(Given data):
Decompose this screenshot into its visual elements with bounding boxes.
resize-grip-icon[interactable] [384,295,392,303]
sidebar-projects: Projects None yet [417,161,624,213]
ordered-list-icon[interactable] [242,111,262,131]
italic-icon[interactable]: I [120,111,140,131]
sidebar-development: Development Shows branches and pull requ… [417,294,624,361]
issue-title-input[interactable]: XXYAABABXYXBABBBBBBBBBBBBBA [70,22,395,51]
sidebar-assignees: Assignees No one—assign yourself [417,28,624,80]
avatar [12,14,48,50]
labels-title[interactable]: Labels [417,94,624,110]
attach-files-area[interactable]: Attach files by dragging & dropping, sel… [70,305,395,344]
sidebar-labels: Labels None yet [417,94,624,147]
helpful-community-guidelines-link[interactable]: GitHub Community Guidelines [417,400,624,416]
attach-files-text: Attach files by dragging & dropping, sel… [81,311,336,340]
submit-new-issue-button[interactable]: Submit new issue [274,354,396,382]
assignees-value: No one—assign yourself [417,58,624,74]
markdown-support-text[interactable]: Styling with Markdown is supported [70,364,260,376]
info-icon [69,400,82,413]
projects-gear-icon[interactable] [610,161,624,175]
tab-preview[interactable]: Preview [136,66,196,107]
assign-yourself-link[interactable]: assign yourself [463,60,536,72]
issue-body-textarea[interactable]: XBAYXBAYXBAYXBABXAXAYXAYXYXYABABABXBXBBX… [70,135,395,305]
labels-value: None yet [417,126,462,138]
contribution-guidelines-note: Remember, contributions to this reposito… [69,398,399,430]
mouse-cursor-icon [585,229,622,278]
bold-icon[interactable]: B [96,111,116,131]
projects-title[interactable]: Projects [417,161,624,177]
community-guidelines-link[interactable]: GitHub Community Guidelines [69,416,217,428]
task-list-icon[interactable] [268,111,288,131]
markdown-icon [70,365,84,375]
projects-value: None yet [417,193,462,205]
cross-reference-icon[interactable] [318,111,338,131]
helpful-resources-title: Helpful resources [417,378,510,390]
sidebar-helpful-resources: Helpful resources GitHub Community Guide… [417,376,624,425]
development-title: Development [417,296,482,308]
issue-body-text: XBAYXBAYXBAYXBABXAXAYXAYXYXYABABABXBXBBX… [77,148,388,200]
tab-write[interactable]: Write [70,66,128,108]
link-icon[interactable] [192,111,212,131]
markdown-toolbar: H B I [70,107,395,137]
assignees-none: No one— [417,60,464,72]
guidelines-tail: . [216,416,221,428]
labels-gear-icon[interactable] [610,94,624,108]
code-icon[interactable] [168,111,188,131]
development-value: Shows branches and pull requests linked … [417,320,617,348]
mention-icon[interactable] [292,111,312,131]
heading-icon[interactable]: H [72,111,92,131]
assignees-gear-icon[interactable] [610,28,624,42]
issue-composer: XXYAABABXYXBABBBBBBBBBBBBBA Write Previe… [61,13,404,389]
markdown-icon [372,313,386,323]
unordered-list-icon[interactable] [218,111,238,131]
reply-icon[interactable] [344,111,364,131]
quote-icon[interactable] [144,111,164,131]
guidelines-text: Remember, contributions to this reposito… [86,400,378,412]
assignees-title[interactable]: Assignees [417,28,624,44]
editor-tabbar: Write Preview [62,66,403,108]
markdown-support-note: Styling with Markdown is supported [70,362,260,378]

(What to work on): Extract every line of the records above and reproduce each one verbatim, in its original order.

(Solution for this task):
Decompose this screenshot into its visual elements with bounding boxes.
resize-grip-icon[interactable] [384,295,392,303]
sidebar-projects: Projects None yet [417,161,624,213]
ordered-list-icon[interactable] [242,111,262,131]
italic-icon[interactable]: I [120,111,140,131]
sidebar-development: Development Shows branches and pull requ… [417,294,624,361]
issue-title-input[interactable]: XXYAABABXYXBABBBBBBBBBBBBBA [70,22,395,51]
sidebar-assignees: Assignees No one—assign yourself [417,28,624,80]
avatar [12,14,48,50]
labels-title[interactable]: Labels [417,94,624,110]
attach-files-area[interactable]: Attach files by dragging & dropping, sel… [70,305,395,344]
sidebar-labels: Labels None yet [417,94,624,147]
helpful-community-guidelines-link[interactable]: GitHub Community Guidelines [417,400,624,416]
attach-files-text: Attach files by dragging & dropping, sel… [81,311,336,340]
submit-new-issue-button[interactable]: Submit new issue [274,354,396,382]
assignees-value: No one—assign yourself [417,58,624,74]
markdown-support-text[interactable]: Styling with Markdown is supported [70,364,260,376]
info-icon [69,400,82,413]
projects-gear-icon[interactable] [610,161,624,175]
tab-preview[interactable]: Preview [136,66,196,107]
assign-yourself-link[interactable]: assign yourself [463,60,536,72]
issue-body-textarea[interactable]: XBAYXBAYXBAYXBABXAXAYXAYXYXYABABABXBXBBX… [70,135,395,305]
labels-value: None yet [417,126,462,138]
contribution-guidelines-note: Remember, contributions to this reposito… [69,398,399,430]
mouse-cursor-icon [585,229,622,278]
bold-icon[interactable]: B [96,111,116,131]
projects-title[interactable]: Projects [417,161,624,177]
community-guidelines-link[interactable]: GitHub Community Guidelines [69,416,217,428]
task-list-icon[interactable] [268,111,288,131]
markdown-icon [70,365,84,375]
projects-value: None yet [417,193,462,205]
cross-reference-icon[interactable] [318,111,338,131]
helpful-resources-title: Helpful resources [417,378,510,390]
sidebar-helpful-resources: Helpful resources GitHub Community Guide… [417,376,624,425]
development-title: Development [417,296,482,308]
issue-body-text: XBAYXBAYXBAYXBABXAXAYXAYXYXYABABABXBXBBX… [77,148,388,200]
tab-write[interactable]: Write [70,66,128,108]
link-icon[interactable] [192,111,212,131]
markdown-toolbar: H B I [70,107,395,137]
assignees-none: No one— [417,60,464,72]
guidelines-tail: . [216,416,221,428]
labels-gear-icon[interactable] [610,94,624,108]
code-icon[interactable] [168,111,188,131]
development-value: Shows branches and pull requests linked … [417,320,617,348]
mention-icon[interactable] [292,111,312,131]
heading-icon[interactable]: H [72,111,92,131]
assignees-gear-icon[interactable] [610,28,624,42]
issue-composer: XXYAABABXYXBABBBBBBBBBBBBBA Write Previe… [61,13,404,389]
markdown-icon [372,313,386,323]
unordered-list-icon[interactable] [218,111,238,131]
reply-icon[interactable] [344,111,364,131]
quote-icon[interactable] [144,111,164,131]
guidelines-text: Remember, contributions to this reposito… [86,400,378,412]
assignees-title[interactable]: Assignees [417,28,624,44]
editor-tabbar: Write Preview [62,66,403,108]
markdown-support-note: Styling with Markdown is supported [70,362,260,378]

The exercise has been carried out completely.